> **SUPPLIED DATA**:
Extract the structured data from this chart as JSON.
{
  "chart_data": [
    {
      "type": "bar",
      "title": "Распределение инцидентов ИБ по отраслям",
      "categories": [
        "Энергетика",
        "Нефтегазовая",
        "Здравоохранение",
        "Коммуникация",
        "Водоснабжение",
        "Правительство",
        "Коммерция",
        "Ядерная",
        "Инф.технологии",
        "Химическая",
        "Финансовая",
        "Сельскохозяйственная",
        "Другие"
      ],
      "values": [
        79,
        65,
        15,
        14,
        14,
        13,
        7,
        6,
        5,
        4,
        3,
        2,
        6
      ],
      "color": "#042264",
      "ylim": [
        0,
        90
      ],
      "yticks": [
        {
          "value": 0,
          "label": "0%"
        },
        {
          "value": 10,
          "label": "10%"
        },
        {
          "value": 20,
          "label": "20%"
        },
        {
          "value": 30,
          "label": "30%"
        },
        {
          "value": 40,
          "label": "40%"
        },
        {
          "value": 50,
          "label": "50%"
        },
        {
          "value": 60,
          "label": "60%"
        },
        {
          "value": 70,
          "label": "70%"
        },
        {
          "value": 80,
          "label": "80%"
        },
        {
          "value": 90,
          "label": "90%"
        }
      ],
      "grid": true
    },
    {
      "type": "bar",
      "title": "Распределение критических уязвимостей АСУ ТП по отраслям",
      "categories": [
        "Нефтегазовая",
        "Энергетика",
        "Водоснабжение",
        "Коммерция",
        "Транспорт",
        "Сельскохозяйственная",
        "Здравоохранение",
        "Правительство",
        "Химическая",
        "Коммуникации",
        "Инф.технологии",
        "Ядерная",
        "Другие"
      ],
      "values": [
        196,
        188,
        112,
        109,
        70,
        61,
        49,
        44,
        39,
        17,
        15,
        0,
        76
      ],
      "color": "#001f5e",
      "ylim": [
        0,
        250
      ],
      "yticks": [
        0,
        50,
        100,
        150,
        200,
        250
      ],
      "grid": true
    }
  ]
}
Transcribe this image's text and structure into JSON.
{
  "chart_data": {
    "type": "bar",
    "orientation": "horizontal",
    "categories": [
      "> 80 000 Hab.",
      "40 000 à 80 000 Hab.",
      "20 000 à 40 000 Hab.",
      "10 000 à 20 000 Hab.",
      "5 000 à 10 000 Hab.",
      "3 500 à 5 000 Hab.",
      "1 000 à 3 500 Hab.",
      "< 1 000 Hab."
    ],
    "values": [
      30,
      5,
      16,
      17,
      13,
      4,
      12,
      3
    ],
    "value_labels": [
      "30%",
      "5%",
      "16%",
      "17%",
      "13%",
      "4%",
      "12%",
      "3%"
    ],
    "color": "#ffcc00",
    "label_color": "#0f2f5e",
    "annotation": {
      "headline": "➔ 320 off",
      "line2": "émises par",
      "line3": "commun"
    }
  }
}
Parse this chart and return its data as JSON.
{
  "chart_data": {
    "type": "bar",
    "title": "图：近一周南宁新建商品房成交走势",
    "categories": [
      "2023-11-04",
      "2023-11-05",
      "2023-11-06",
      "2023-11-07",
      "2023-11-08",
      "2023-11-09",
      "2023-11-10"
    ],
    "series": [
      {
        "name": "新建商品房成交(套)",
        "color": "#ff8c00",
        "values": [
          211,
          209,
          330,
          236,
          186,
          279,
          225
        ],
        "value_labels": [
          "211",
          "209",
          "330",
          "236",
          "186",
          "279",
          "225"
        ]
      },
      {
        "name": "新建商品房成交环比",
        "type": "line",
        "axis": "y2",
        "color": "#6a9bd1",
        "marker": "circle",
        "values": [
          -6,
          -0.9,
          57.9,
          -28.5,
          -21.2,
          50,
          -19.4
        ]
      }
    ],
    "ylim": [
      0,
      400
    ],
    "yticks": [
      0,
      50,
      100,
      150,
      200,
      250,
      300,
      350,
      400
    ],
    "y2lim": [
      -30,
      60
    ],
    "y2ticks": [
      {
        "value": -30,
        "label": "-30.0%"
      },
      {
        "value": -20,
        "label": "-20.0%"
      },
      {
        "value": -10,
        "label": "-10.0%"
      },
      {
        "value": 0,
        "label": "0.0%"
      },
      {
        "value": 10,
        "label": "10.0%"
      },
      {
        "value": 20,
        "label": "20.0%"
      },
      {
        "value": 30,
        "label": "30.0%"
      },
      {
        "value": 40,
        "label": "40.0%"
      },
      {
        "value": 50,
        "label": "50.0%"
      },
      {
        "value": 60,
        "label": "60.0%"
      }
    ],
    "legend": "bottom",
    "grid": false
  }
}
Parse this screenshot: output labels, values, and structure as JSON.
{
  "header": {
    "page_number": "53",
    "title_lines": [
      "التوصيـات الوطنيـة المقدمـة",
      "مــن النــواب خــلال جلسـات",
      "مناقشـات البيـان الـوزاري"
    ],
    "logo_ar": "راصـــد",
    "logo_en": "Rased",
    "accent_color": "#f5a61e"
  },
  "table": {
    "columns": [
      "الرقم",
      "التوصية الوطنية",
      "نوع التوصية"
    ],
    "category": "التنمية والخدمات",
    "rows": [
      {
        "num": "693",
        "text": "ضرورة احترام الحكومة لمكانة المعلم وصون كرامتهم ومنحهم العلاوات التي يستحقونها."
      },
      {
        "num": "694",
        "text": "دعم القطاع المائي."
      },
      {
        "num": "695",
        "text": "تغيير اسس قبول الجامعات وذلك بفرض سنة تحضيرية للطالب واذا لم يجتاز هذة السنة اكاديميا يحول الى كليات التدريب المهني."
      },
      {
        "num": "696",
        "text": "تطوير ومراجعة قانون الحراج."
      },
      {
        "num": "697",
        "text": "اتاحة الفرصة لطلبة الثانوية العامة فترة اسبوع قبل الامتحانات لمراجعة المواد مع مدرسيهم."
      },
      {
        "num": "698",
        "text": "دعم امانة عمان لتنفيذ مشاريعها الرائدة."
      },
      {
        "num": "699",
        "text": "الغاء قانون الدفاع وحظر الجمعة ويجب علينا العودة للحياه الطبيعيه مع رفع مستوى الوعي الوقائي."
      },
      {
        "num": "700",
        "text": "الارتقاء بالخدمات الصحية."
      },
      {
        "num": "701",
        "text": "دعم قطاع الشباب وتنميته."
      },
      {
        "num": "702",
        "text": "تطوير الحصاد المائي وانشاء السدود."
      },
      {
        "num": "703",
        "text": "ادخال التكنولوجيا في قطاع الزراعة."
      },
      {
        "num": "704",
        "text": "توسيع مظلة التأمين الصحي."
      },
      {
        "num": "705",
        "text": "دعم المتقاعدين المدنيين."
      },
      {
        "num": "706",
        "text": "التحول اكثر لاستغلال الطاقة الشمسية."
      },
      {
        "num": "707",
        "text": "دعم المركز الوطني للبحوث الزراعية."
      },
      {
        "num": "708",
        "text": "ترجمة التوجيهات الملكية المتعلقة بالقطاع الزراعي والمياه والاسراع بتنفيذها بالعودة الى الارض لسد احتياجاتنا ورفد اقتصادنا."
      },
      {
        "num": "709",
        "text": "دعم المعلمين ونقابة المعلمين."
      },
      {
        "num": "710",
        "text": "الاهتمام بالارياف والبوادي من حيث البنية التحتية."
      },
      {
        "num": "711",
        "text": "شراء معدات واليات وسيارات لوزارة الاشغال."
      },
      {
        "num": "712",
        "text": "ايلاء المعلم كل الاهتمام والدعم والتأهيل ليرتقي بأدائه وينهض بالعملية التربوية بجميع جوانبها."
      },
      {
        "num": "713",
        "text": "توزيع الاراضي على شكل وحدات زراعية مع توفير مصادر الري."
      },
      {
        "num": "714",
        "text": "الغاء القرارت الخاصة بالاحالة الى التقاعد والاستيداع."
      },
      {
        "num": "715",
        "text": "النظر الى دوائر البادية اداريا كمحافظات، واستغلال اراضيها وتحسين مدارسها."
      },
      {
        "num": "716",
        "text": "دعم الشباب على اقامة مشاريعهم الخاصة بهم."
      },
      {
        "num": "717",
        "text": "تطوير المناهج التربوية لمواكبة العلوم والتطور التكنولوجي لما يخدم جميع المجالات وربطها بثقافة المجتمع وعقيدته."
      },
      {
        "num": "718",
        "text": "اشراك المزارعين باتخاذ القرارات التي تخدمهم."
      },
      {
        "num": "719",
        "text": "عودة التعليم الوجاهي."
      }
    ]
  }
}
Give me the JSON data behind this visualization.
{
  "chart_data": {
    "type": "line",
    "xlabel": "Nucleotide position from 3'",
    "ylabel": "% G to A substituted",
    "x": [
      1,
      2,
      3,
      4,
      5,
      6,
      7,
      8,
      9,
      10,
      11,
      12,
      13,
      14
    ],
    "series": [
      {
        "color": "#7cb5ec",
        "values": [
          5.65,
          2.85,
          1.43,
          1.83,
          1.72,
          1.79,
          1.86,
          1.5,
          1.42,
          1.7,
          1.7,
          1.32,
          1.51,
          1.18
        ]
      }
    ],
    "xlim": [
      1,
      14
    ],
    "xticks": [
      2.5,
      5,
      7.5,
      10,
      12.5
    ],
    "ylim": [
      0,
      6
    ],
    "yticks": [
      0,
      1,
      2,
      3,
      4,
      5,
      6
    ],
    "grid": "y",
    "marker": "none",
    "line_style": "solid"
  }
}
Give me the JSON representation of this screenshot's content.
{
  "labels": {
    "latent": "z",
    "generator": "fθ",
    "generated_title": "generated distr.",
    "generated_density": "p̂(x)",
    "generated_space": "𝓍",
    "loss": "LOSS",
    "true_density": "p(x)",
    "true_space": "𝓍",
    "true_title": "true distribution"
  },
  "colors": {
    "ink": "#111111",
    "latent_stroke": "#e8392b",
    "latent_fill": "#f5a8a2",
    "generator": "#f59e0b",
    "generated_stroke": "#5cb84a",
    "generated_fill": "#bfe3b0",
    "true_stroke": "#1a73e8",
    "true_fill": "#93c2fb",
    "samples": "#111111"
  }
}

> **INSTRUCTIONS TO FOLLOW**: In the records above, locate every line with the string "Give" and copy it.

> **OUTPUT BELOW**:
Give me the JSON data behind this visualization.
Give me the JSON representation of this screenshot's content.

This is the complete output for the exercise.